DIRECTIONS → In the entries below, count every line with the string "λέγοντες". State the count and nothing else.

[Lines of data]
┄┄┄┄┄┄┄┄┄┄
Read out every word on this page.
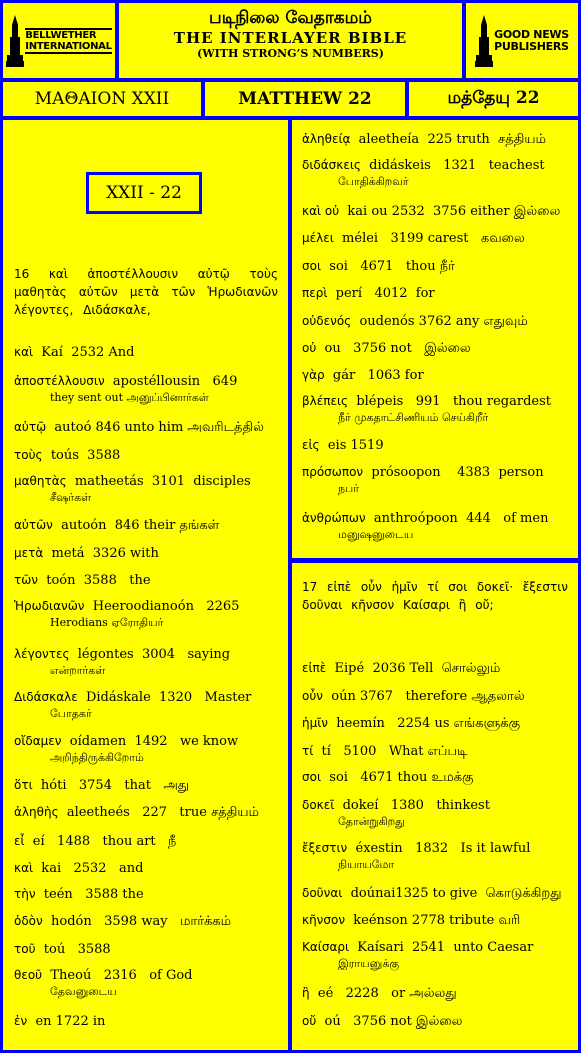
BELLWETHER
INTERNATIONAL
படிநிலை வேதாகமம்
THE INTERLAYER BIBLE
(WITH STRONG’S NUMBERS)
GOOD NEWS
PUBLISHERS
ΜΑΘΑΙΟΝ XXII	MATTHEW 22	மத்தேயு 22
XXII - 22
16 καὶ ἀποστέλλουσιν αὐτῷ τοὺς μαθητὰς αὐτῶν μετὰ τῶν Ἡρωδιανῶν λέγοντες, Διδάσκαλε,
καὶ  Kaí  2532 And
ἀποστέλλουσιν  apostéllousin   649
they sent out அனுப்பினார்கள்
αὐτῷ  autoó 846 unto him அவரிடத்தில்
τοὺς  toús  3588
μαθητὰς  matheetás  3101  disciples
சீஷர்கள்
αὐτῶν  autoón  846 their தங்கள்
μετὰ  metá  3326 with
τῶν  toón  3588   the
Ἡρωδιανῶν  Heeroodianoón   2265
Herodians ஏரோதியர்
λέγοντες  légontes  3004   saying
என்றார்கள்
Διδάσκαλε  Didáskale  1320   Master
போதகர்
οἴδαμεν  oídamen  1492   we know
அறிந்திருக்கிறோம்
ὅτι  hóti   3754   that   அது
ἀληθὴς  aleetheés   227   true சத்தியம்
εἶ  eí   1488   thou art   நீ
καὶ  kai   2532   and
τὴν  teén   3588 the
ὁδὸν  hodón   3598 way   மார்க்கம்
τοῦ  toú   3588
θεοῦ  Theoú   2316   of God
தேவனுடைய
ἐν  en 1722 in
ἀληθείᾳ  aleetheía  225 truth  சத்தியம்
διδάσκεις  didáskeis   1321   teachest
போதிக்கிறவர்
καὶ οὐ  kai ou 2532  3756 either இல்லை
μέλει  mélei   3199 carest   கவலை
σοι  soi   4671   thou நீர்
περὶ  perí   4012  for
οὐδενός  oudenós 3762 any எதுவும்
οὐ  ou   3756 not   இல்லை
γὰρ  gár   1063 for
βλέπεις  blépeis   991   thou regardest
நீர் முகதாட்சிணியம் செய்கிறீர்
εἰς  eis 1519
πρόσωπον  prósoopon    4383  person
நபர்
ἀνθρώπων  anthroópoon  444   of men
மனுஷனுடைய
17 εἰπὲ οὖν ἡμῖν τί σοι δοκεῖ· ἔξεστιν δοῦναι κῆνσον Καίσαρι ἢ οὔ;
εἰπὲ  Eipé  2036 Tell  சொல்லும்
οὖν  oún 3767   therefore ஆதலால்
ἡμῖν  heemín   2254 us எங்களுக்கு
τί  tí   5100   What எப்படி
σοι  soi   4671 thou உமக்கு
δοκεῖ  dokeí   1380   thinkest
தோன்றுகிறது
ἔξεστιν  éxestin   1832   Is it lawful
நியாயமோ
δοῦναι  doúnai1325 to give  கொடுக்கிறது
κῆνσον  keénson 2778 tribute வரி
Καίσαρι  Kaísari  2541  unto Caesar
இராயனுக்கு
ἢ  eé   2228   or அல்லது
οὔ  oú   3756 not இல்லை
┄┄┄┄┄┄┄┄┄┄
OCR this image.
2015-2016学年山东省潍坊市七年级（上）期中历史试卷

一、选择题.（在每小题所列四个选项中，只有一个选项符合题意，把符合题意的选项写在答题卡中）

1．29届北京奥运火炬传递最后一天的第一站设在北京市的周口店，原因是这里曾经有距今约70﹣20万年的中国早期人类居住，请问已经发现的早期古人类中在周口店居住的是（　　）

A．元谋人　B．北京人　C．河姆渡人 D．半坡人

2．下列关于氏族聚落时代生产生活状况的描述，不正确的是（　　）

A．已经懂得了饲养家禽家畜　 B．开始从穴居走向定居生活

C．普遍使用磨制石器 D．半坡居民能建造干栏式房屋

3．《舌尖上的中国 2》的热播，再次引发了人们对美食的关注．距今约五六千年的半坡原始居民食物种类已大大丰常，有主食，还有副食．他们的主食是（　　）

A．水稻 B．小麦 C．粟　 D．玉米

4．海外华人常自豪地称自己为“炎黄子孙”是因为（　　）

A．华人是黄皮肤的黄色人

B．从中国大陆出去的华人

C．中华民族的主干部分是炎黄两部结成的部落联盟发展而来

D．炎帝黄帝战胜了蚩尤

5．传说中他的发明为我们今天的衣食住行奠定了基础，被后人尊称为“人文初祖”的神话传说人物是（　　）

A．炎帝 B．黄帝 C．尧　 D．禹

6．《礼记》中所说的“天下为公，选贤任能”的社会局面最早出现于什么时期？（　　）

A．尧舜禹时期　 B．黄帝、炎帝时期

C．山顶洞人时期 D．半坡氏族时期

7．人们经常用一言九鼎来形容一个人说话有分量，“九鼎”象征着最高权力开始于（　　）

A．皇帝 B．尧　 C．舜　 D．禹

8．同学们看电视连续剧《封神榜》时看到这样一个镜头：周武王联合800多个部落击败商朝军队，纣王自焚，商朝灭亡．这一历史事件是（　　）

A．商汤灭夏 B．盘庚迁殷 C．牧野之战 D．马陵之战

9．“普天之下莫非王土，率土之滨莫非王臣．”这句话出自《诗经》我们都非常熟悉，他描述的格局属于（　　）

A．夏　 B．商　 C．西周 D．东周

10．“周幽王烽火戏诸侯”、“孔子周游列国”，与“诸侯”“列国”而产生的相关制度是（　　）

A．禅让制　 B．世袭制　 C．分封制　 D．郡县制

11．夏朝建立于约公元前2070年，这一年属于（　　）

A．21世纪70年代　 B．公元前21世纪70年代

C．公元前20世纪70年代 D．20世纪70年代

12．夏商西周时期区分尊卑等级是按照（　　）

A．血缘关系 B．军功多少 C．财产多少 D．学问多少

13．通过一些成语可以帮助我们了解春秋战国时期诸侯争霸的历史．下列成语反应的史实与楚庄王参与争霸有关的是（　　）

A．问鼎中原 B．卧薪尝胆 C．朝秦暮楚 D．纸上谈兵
┄┄┄┄┄┄┄┄┄┄
TASK ANSWER → 2